■ EXERCISE DATA
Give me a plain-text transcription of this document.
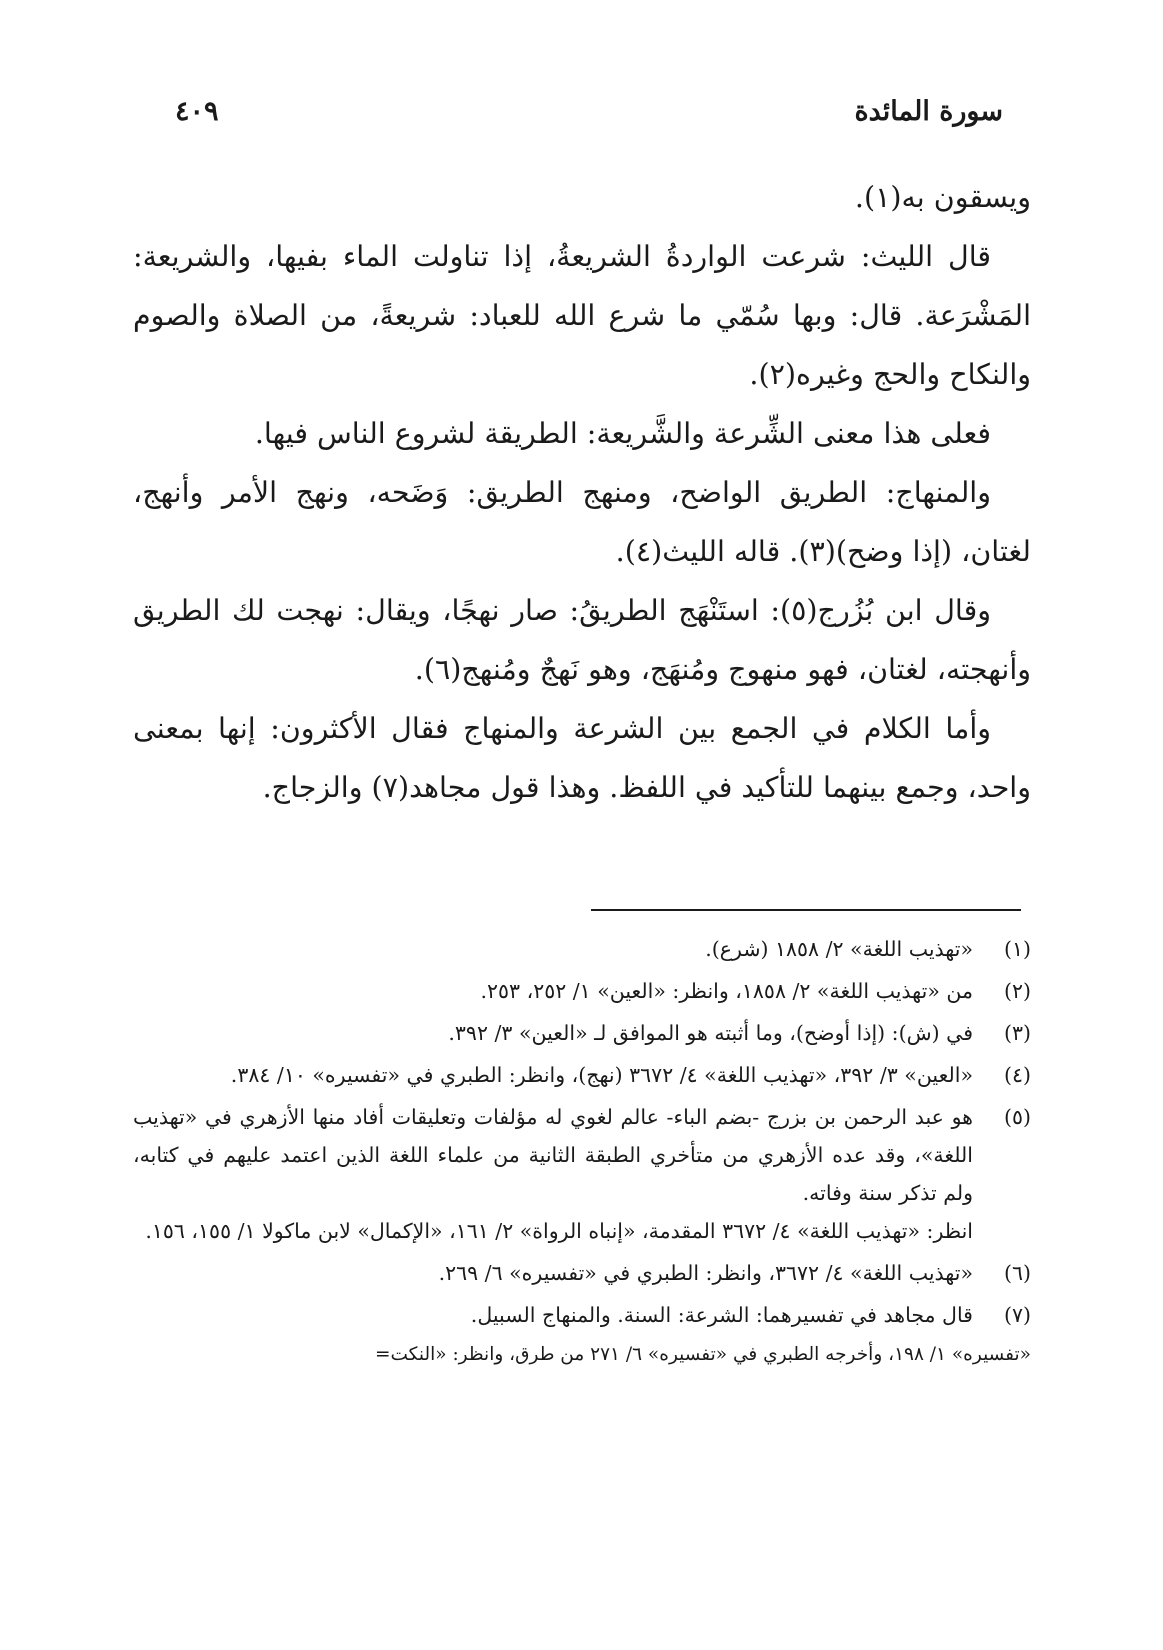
سورة المائدة
٤٠٩

ويسقون به(١).

قال الليث: شرعت الواردةُ الشريعةُ، إذا تناولت الماء بفيها، والشريعة: المَشْرَعة. قال: وبها سُمّي ما شرع الله للعباد: شريعةً، من الصلاة والصوم والنكاح والحج وغيره(٢).

فعلى هذا معنى الشِّرعة والشَّريعة: الطريقة لشروع الناس فيها.

والمنهاج: الطريق الواضح، ومنهج الطريق: وَضَحه، ونهج الأمر وأنهج، لغتان، (إذا وضح)(٣). قاله الليث(٤).

وقال ابن بُزُرج(٥): استَنْهَج الطريقُ: صار نهجًا، ويقال: نهجت لك الطريق وأنهجته، لغتان، فهو منهوج ومُنهَج، وهو نَهجٌ ومُنهج(٦).

وأما الكلام في الجمع بين الشرعة والمنهاج فقال الأكثرون: إنها بمعنى واحد، وجمع بينهما للتأكيد في اللفظ. وهذا قول مجاهد(٧) والزجاج.

(١)
«تهذيب اللغة» ٢/ ١٨٥٨ (شرع).
(٢)
من «تهذيب اللغة» ٢/ ١٨٥٨، وانظر: «العين» ١/ ٢٥٢، ٢٥٣.
(٣)
في (ش): (إذا أوضح)، وما أثبته هو الموافق لـ «العين» ٣/ ٣٩٢.
(٤)
«العين» ٣/ ٣٩٢، «تهذيب اللغة» ٤/ ٣٦٧٢ (نهج)، وانظر: الطبري في «تفسيره» ١٠/ ٣٨٤.
(٥)
هو عبد الرحمن بن بزرج -بضم الباء- عالم لغوي له مؤلفات وتعليقات أفاد منها الأزهري في «تهذيب اللغة»، وقد عده الأزهري من متأخري الطبقة الثانية من علماء اللغة الذين اعتمد عليهم في كتابه، ولم تذكر سنة وفاته.
انظر: «تهذيب اللغة» ٤/ ٣٦٧٢ المقدمة، «إنباه الرواة» ٢/ ١٦١، «الإكمال» لابن ماكولا ١/ ١٥٥، ١٥٦.
(٦)
«تهذيب اللغة» ٤/ ٣٦٧٢، وانظر: الطبري في «تفسيره» ٦/ ٢٦٩.
(٧)
قال مجاهد في تفسيرهما: الشرعة: السنة. والمنهاج السبيل.
«تفسيره» ١/ ١٩٨، وأخرجه الطبري في «تفسيره» ٦/ ٢٧١ من طرق، وانظر: «النكت=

■ GOAL
Reproduce the whole listing exactly, but not the images in it.

■ SOLUTION TO THE EXERCISE
Give me a plain-text transcription of this document.
سورة المائدة
٤٠٩

ويسقون به(١).

قال الليث: شرعت الواردةُ الشريعةُ، إذا تناولت الماء بفيها، والشريعة: المَشْرَعة. قال: وبها سُمّي ما شرع الله للعباد: شريعةً، من الصلاة والصوم والنكاح والحج وغيره(٢).

فعلى هذا معنى الشِّرعة والشَّريعة: الطريقة لشروع الناس فيها.

والمنهاج: الطريق الواضح، ومنهج الطريق: وَضَحه، ونهج الأمر وأنهج، لغتان، (إذا وضح)(٣). قاله الليث(٤).

وقال ابن بُزُرج(٥): استَنْهَج الطريقُ: صار نهجًا، ويقال: نهجت لك الطريق وأنهجته، لغتان، فهو منهوج ومُنهَج، وهو نَهجٌ ومُنهج(٦).

وأما الكلام في الجمع بين الشرعة والمنهاج فقال الأكثرون: إنها بمعنى واحد، وجمع بينهما للتأكيد في اللفظ. وهذا قول مجاهد(٧) والزجاج.

(١)
«تهذيب اللغة» ٢/ ١٨٥٨ (شرع).
(٢)
من «تهذيب اللغة» ٢/ ١٨٥٨، وانظر: «العين» ١/ ٢٥٢، ٢٥٣.
(٣)
في (ش): (إذا أوضح)، وما أثبته هو الموافق لـ «العين» ٣/ ٣٩٢.
(٤)
«العين» ٣/ ٣٩٢، «تهذيب اللغة» ٤/ ٣٦٧٢ (نهج)، وانظر: الطبري في «تفسيره» ١٠/ ٣٨٤.
(٥)
هو عبد الرحمن بن بزرج -بضم الباء- عالم لغوي له مؤلفات وتعليقات أفاد منها الأزهري في «تهذيب اللغة»، وقد عده الأزهري من متأخري الطبقة الثانية من علماء اللغة الذين اعتمد عليهم في كتابه، ولم تذكر سنة وفاته.
انظر: «تهذيب اللغة» ٤/ ٣٦٧٢ المقدمة، «إنباه الرواة» ٢/ ١٦١، «الإكمال» لابن ماكولا ١/ ١٥٥، ١٥٦.
(٦)
«تهذيب اللغة» ٤/ ٣٦٧٢، وانظر: الطبري في «تفسيره» ٦/ ٢٦٩.
(٧)
قال مجاهد في تفسيرهما: الشرعة: السنة. والمنهاج السبيل.
«تفسيره» ١/ ١٩٨، وأخرجه الطبري في «تفسيره» ٦/ ٢٧١ من طرق، وانظر: «النكت=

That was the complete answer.